Die letzten Zeugen - Das Buc

Walter Fantl-Brumlik wurde 1924 in Loosdorf geboren. 1942 wurde die Familie ins KZ Theresienstadt deportiert. Walter und sein Vater kamen nach Auschwitz, der Vater wurde sofort ermordet. Heute lebt Walter in Wien und hat mit Karin Berger gesprochen.

Walter war 14, als er auf ein Lastauto verladen wurde

Durch das Projekt "A Letter To The Stars" durfte ich einen Menschen kennen lernen, den ich sehr, sehr schätze und bewundere! Dieser Mann beweist mir jedes Mal, wenn ich ihn sehe, dass es immer einen Weg gibt. Sein Name ist Walter Fantl-Brumlik.

Walter wurde in Loosdorf am 6. März 1924 geboren und lebte bis 1938 als glücklicher Sohn von Hilda und Arthur Fantl-Brumlik in Bischofstetten. Die Familie führte dort ein Geschäft.

## Gegebene Daten
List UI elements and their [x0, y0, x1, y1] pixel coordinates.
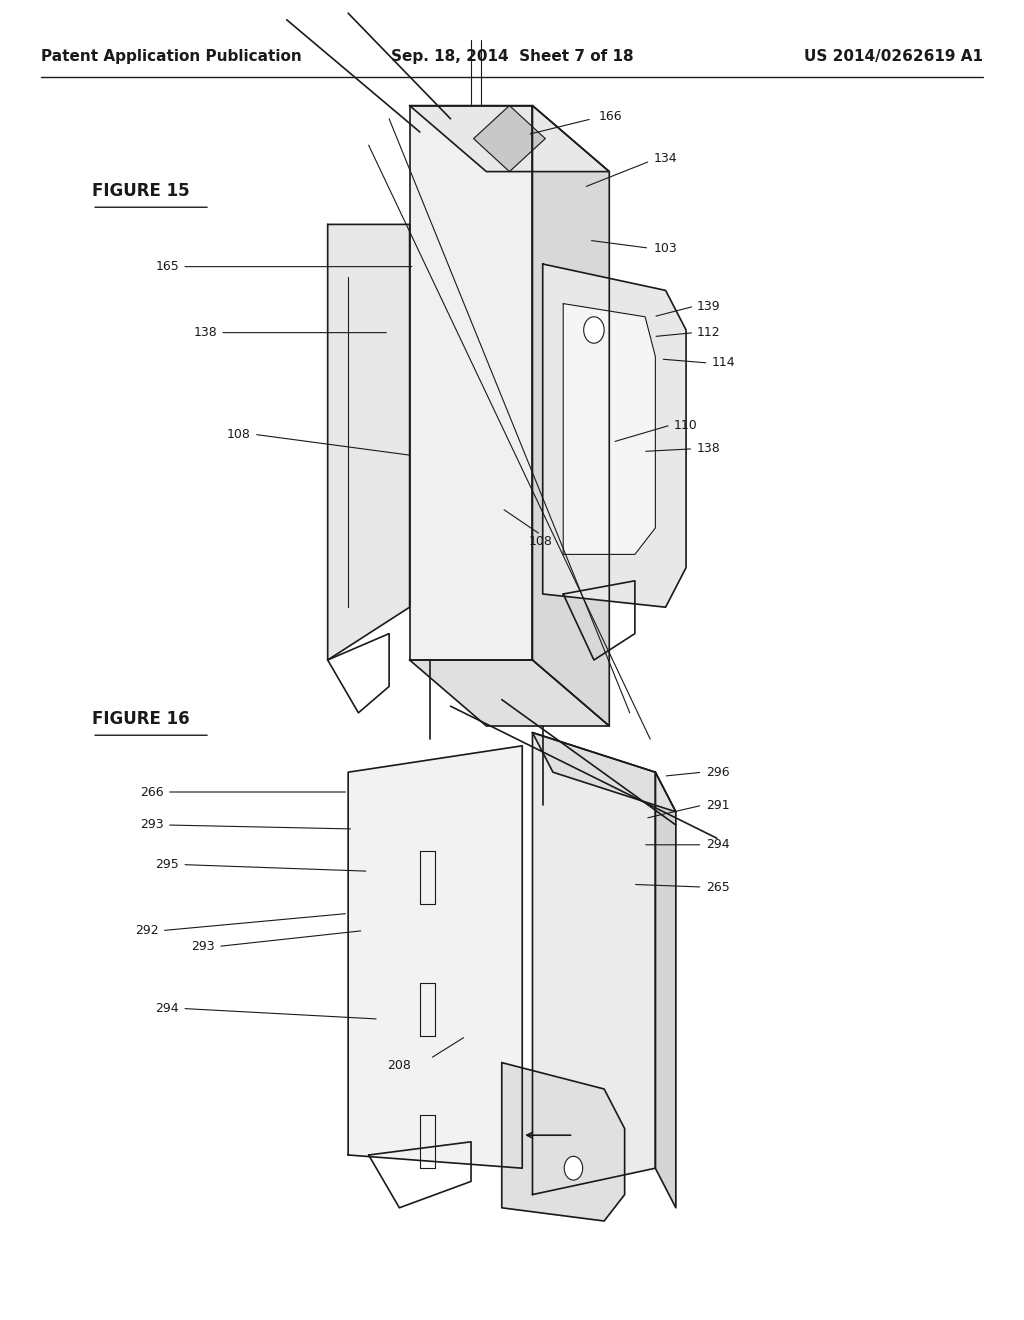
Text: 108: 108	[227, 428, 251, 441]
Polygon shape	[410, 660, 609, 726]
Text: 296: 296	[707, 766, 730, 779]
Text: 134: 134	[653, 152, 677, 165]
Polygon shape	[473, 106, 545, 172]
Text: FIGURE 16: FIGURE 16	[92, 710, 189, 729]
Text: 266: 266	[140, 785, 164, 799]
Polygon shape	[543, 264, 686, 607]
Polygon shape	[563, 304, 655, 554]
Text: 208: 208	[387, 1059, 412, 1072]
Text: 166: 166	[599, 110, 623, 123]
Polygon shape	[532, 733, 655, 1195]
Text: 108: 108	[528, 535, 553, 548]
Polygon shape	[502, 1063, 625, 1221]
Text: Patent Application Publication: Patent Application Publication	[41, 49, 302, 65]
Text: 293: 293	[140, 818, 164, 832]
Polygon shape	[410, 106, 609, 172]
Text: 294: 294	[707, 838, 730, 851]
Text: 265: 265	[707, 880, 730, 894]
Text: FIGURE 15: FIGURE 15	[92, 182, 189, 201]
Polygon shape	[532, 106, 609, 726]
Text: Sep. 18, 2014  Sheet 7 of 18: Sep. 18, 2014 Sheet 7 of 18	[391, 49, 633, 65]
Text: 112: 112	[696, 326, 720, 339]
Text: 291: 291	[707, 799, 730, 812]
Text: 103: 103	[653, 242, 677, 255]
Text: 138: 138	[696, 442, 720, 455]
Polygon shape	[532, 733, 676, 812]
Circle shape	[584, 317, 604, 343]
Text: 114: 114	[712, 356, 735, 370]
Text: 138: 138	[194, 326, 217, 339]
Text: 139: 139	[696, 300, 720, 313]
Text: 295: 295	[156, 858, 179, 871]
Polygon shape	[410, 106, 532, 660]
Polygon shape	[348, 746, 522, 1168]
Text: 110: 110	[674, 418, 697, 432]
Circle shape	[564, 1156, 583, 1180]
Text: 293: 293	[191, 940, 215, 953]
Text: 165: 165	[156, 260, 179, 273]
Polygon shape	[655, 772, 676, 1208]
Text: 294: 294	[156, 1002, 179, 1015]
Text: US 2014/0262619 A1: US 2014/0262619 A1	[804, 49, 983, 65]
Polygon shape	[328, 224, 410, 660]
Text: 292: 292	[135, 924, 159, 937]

## Arbeitsanweisung
Zitieren Sie aus dem Seitenauszug den Abschnitt von „Walter war 14, als“ bis einschließlich „ist Walter Fantl-Brumlik.“ wortgetreu. Die Daten spielen hierfür keine Rolle.

## Lösung
Walter war 14, als er auf ein Lastauto verladen wurde

Durch das Projekt "A Letter To The Stars" durfte ich einen Menschen kennen lernen, den ich sehr, sehr schätze und bewundere! Dieser Mann beweist mir jedes Mal, wenn ich ihn sehe, dass es immer einen Weg gibt. Sein Name ist Walter Fantl-Brumlik.